» **Problem**:
Copy out exactly every line from the line containing "OCR this image." until the records below end, inclusive of both boundary lines.
#####
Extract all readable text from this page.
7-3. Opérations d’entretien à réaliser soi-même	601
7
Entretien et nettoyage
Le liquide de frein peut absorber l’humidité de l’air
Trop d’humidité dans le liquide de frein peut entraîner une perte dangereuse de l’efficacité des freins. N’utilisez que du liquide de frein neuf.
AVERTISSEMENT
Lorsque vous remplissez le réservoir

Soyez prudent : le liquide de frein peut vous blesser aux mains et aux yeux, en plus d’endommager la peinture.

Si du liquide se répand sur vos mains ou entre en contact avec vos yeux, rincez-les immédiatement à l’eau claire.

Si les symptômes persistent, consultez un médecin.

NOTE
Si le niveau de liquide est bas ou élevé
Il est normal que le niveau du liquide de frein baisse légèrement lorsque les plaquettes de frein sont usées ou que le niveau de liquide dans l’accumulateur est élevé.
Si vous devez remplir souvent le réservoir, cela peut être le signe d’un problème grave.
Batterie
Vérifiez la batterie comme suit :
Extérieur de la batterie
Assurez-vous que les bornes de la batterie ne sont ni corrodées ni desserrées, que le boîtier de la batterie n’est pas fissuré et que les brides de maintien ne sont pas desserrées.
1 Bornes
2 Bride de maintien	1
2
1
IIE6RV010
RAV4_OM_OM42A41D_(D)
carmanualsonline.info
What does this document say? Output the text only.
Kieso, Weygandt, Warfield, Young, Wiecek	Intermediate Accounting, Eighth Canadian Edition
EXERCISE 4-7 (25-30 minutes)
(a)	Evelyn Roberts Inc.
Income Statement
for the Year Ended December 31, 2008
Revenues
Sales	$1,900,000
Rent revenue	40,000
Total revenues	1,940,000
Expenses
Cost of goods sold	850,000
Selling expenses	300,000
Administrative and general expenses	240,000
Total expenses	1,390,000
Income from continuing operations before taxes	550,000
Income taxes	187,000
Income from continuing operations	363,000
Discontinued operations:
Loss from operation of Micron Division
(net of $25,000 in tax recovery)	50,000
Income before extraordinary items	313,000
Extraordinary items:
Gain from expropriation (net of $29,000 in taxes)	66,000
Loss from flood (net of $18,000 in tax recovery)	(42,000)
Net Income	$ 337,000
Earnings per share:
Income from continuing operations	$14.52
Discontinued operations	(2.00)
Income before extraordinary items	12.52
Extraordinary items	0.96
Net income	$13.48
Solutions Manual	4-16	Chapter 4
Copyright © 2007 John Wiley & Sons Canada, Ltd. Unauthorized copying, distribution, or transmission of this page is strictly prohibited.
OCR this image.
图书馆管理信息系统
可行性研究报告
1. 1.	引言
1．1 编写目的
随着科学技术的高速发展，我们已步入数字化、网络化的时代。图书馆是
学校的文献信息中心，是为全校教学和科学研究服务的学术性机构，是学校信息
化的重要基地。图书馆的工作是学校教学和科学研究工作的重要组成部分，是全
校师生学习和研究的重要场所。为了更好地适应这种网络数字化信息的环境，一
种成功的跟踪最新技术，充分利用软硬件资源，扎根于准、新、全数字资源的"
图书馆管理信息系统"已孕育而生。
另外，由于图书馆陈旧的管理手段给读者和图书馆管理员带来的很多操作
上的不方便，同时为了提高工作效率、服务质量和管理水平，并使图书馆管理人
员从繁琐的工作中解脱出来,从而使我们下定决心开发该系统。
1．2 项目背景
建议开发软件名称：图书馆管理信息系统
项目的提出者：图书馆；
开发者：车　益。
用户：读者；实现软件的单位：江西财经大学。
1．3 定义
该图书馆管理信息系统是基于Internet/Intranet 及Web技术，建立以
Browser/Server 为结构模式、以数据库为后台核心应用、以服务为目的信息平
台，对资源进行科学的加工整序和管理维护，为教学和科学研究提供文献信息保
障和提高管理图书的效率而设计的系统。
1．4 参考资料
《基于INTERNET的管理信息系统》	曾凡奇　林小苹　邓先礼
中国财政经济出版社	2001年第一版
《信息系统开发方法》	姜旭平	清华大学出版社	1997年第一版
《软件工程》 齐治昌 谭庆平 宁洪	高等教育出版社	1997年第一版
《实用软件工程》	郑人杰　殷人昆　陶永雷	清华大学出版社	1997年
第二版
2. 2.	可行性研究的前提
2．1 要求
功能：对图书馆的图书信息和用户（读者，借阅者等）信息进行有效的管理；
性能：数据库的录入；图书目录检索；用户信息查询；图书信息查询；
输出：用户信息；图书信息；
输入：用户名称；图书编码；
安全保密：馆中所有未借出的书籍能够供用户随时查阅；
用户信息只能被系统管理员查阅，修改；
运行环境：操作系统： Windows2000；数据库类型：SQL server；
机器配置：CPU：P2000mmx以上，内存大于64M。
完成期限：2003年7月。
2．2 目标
#####
» **Exercise solution**:
OCR this image.
图书馆管理信息系统
可行性研究报告
1. 1.	引言
1．1 编写目的
随着科学技术的高速发展，我们已步入数字化、网络化的时代。图书馆是
学校的文献信息中心，是为全校教学和科学研究服务的学术性机构，是学校信息
化的重要基地。图书馆的工作是学校教学和科学研究工作的重要组成部分，是全
校师生学习和研究的重要场所。为了更好地适应这种网络数字化信息的环境，一
种成功的跟踪最新技术，充分利用软硬件资源，扎根于准、新、全数字资源的"
图书馆管理信息系统"已孕育而生。
另外，由于图书馆陈旧的管理手段给读者和图书馆管理员带来的很多操作
上的不方便，同时为了提高工作效率、服务质量和管理水平，并使图书馆管理人
员从繁琐的工作中解脱出来,从而使我们下定决心开发该系统。
1．2 项目背景
建议开发软件名称：图书馆管理信息系统
项目的提出者：图书馆；
开发者：车　益。
用户：读者；实现软件的单位：江西财经大学。
1．3 定义
该图书馆管理信息系统是基于Internet/Intranet 及Web技术，建立以
Browser/Server 为结构模式、以数据库为后台核心应用、以服务为目的信息平
台，对资源进行科学的加工整序和管理维护，为教学和科学研究提供文献信息保
障和提高管理图书的效率而设计的系统。
1．4 参考资料
《基于INTERNET的管理信息系统》	曾凡奇　林小苹　邓先礼
中国财政经济出版社	2001年第一版
《信息系统开发方法》	姜旭平	清华大学出版社	1997年第一版
《软件工程》 齐治昌 谭庆平 宁洪	高等教育出版社	1997年第一版
《实用软件工程》	郑人杰　殷人昆　陶永雷	清华大学出版社	1997年
第二版
2. 2.	可行性研究的前提
2．1 要求
功能：对图书馆的图书信息和用户（读者，借阅者等）信息进行有效的管理；
性能：数据库的录入；图书目录检索；用户信息查询；图书信息查询；
输出：用户信息；图书信息；
输入：用户名称；图书编码；
安全保密：馆中所有未借出的书籍能够供用户随时查阅；
用户信息只能被系统管理员查阅，修改；
运行环境：操作系统： Windows2000；数据库类型：SQL server；
机器配置：CPU：P2000mmx以上，内存大于64M。
完成期限：2003年7月。
2．2 目标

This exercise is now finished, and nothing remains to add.